→ What is being asked
Take the material and output all of it exactly.

→ Information provided
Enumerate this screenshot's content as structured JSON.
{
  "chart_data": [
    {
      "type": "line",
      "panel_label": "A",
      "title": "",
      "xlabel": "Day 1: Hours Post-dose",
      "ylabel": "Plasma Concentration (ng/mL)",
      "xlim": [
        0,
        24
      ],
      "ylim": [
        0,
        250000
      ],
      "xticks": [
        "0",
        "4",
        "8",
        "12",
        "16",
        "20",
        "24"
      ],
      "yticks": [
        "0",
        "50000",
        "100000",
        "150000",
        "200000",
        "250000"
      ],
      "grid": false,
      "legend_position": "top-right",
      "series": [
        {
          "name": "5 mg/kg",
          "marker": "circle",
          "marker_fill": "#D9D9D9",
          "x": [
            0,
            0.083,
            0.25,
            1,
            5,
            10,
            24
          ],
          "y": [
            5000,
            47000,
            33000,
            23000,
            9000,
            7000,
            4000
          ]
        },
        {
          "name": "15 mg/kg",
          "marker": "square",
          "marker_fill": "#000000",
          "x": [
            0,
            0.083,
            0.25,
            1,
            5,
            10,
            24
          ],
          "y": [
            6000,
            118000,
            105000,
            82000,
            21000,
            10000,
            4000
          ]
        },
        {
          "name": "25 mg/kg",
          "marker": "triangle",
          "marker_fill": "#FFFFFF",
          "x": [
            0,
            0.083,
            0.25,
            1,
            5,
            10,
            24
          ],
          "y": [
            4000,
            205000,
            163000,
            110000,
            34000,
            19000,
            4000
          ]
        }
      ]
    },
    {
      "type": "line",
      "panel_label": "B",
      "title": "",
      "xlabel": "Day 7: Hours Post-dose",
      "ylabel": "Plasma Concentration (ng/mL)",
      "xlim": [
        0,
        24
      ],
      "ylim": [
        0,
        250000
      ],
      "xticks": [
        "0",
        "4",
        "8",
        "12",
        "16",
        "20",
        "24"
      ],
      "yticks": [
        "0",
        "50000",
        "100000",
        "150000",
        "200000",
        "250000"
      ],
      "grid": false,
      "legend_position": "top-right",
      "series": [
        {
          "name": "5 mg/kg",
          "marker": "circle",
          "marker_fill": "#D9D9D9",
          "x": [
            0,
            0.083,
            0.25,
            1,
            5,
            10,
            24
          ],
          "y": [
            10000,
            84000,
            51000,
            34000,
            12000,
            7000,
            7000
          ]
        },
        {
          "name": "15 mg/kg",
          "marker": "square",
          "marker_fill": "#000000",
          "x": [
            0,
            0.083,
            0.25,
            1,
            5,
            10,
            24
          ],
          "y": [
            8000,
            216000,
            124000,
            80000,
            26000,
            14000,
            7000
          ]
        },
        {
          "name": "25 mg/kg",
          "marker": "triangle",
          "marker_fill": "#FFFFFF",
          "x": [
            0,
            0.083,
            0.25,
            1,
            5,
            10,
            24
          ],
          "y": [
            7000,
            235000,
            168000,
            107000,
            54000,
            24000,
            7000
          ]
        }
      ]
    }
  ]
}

→ Correct answer
Enumerate this screenshot's content as structured JSON.
{
  "chart_data": [
    {
      "type": "line",
      "panel_label": "A",
      "title": "",
      "xlabel": "Day 1: Hours Post-dose",
      "ylabel": "Plasma Concentration (ng/mL)",
      "xlim": [
        0,
        24
      ],
      "ylim": [
        0,
        250000
      ],
      "xticks": [
        "0",
        "4",
        "8",
        "12",
        "16",
        "20",
        "24"
      ],
      "yticks": [
        "0",
        "50000",
        "100000",
        "150000",
        "200000",
        "250000"
      ],
      "grid": false,
      "legend_position": "top-right",
      "series": [
        {
          "name": "5 mg/kg",
          "marker": "circle",
          "marker_fill": "#D9D9D9",
          "x": [
            0,
            0.083,
            0.25,
            1,
            5,
            10,
            24
          ],
          "y": [
            5000,
            47000,
            33000,
            23000,
            9000,
            7000,
            4000
          ]
        },
        {
          "name": "15 mg/kg",
          "marker": "square",
          "marker_fill": "#000000",
          "x": [
            0,
            0.083,
            0.25,
            1,
            5,
            10,
            24
          ],
          "y": [
            6000,
            118000,
            105000,
            82000,
            21000,
            10000,
            4000
          ]
        },
        {
          "name": "25 mg/kg",
          "marker": "triangle",
          "marker_fill": "#FFFFFF",
          "x": [
            0,
            0.083,
            0.25,
            1,
            5,
            10,
            24
          ],
          "y": [
            4000,
            205000,
            163000,
            110000,
            34000,
            19000,
            4000
          ]
        }
      ]
    },
    {
      "type": "line",
      "panel_label": "B",
      "title": "",
      "xlabel": "Day 7: Hours Post-dose",
      "ylabel": "Plasma Concentration (ng/mL)",
      "xlim": [
        0,
        24
      ],
      "ylim": [
        0,
        250000
      ],
      "xticks": [
        "0",
        "4",
        "8",
        "12",
        "16",
        "20",
        "24"
      ],
      "yticks": [
        "0",
        "50000",
        "100000",
        "150000",
        "200000",
        "250000"
      ],
      "grid": false,
      "legend_position": "top-right",
      "series": [
        {
          "name": "5 mg/kg",
          "marker": "circle",
          "marker_fill": "#D9D9D9",
          "x": [
            0,
            0.083,
            0.25,
            1,
            5,
            10,
            24
          ],
          "y": [
            10000,
            84000,
            51000,
            34000,
            12000,
            7000,
            7000
          ]
        },
        {
          "name": "15 mg/kg",
          "marker": "square",
          "marker_fill": "#000000",
          "x": [
            0,
            0.083,
            0.25,
            1,
            5,
            10,
            24
          ],
          "y": [
            8000,
            216000,
            124000,
            80000,
            26000,
            14000,
            7000
          ]
        },
        {
          "name": "25 mg/kg",
          "marker": "triangle",
          "marker_fill": "#FFFFFF",
          "x": [
            0,
            0.083,
            0.25,
            1,
            5,
            10,
            24
          ],
          "y": [
            7000,
            235000,
            168000,
            107000,
            54000,
            24000,
            7000
          ]
        }
      ]
    }
  ]
}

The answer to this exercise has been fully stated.